## YOUR TASK
Extract the listing in its entirety, keeping each line identical to the original.

Stored records
--- begin ---

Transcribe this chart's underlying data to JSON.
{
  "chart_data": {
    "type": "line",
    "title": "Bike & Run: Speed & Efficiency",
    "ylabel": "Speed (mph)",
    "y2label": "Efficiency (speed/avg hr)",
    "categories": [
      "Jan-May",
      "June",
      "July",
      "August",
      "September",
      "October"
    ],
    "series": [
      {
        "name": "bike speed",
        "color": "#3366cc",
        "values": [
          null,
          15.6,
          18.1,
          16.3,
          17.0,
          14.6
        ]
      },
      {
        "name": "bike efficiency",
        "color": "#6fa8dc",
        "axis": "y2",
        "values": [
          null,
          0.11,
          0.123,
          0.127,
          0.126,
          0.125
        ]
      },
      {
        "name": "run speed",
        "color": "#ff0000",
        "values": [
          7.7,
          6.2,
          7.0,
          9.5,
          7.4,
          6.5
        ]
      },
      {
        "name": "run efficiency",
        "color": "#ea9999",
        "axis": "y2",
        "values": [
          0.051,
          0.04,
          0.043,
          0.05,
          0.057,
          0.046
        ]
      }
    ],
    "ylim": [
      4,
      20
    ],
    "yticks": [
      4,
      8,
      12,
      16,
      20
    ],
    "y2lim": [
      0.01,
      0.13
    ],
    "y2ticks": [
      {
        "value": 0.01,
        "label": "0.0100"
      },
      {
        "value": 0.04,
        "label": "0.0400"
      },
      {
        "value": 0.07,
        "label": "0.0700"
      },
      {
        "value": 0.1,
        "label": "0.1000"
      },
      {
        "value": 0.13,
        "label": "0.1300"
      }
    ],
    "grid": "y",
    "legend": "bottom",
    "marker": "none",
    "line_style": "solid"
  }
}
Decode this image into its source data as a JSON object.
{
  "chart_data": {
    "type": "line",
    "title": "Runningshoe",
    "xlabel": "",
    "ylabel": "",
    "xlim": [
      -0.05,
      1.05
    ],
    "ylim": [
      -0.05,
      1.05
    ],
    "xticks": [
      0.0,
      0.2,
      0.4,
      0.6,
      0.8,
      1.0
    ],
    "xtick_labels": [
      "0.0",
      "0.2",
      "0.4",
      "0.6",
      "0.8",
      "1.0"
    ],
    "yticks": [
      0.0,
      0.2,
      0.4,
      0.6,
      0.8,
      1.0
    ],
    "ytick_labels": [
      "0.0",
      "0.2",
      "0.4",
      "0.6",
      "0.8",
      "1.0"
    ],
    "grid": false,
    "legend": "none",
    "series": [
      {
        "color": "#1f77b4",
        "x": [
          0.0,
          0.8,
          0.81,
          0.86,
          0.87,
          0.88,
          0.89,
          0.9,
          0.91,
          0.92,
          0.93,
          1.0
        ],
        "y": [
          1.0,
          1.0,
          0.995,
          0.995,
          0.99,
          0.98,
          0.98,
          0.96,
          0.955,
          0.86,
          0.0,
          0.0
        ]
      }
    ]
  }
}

--- end ---

## OUTPUT FOR THIS TASK
Transcribe this chart's underlying data to JSON.
{
  "chart_data": {
    "type": "line",
    "title": "Bike & Run: Speed & Efficiency",
    "ylabel": "Speed (mph)",
    "y2label": "Efficiency (speed/avg hr)",
    "categories": [
      "Jan-May",
      "June",
      "July",
      "August",
      "September",
      "October"
    ],
    "series": [
      {
        "name": "bike speed",
        "color": "#3366cc",
        "values": [
          null,
          15.6,
          18.1,
          16.3,
          17.0,
          14.6
        ]
      },
      {
        "name": "bike efficiency",
        "color": "#6fa8dc",
        "axis": "y2",
        "values": [
          null,
          0.11,
          0.123,
          0.127,
          0.126,
          0.125
        ]
      },
      {
        "name": "run speed",
        "color": "#ff0000",
        "values": [
          7.7,
          6.2,
          7.0,
          9.5,
          7.4,
          6.5
        ]
      },
      {
        "name": "run efficiency",
        "color": "#ea9999",
        "axis": "y2",
        "values": [
          0.051,
          0.04,
          0.043,
          0.05,
          0.057,
          0.046
        ]
      }
    ],
    "ylim": [
      4,
      20
    ],
    "yticks": [
      4,
      8,
      12,
      16,
      20
    ],
    "y2lim": [
      0.01,
      0.13
    ],
    "y2ticks": [
      {
        "value": 0.01,
        "label": "0.0100"
      },
      {
        "value": 0.04,
        "label": "0.0400"
      },
      {
        "value": 0.07,
        "label": "0.0700"
      },
      {
        "value": 0.1,
        "label": "0.1000"
      },
      {
        "value": 0.13,
        "label": "0.1300"
      }
    ],
    "grid": "y",
    "legend": "bottom",
    "marker": "none",
    "line_style": "solid"
  }
}
Decode this image into its source data as a JSON object.
{
  "chart_data": {
    "type": "line",
    "title": "Runningshoe",
    "xlabel": "",
    "ylabel": "",
    "xlim": [
      -0.05,
      1.05
    ],
    "ylim": [
      -0.05,
      1.05
    ],
    "xticks": [
      0.0,
      0.2,
      0.4,
      0.6,
      0.8,
      1.0
    ],
    "xtick_labels": [
      "0.0",
      "0.2",
      "0.4",
      "0.6",
      "0.8",
      "1.0"
    ],
    "yticks": [
      0.0,
      0.2,
      0.4,
      0.6,
      0.8,
      1.0
    ],
    "ytick_labels": [
      "0.0",
      "0.2",
      "0.4",
      "0.6",
      "0.8",
      "1.0"
    ],
    "grid": false,
    "legend": "none",
    "series": [
      {
        "color": "#1f77b4",
        "x": [
          0.0,
          0.8,
          0.81,
          0.86,
          0.87,
          0.88,
          0.89,
          0.9,
          0.91,
          0.92,
          0.93,
          1.0
        ],
        "y": [
          1.0,
          1.0,
          0.995,
          0.995,
          0.99,
          0.98,
          0.98,
          0.96,
          0.955,
          0.86,
          0.0,
          0.0
        ]
      }
    ]
  }
}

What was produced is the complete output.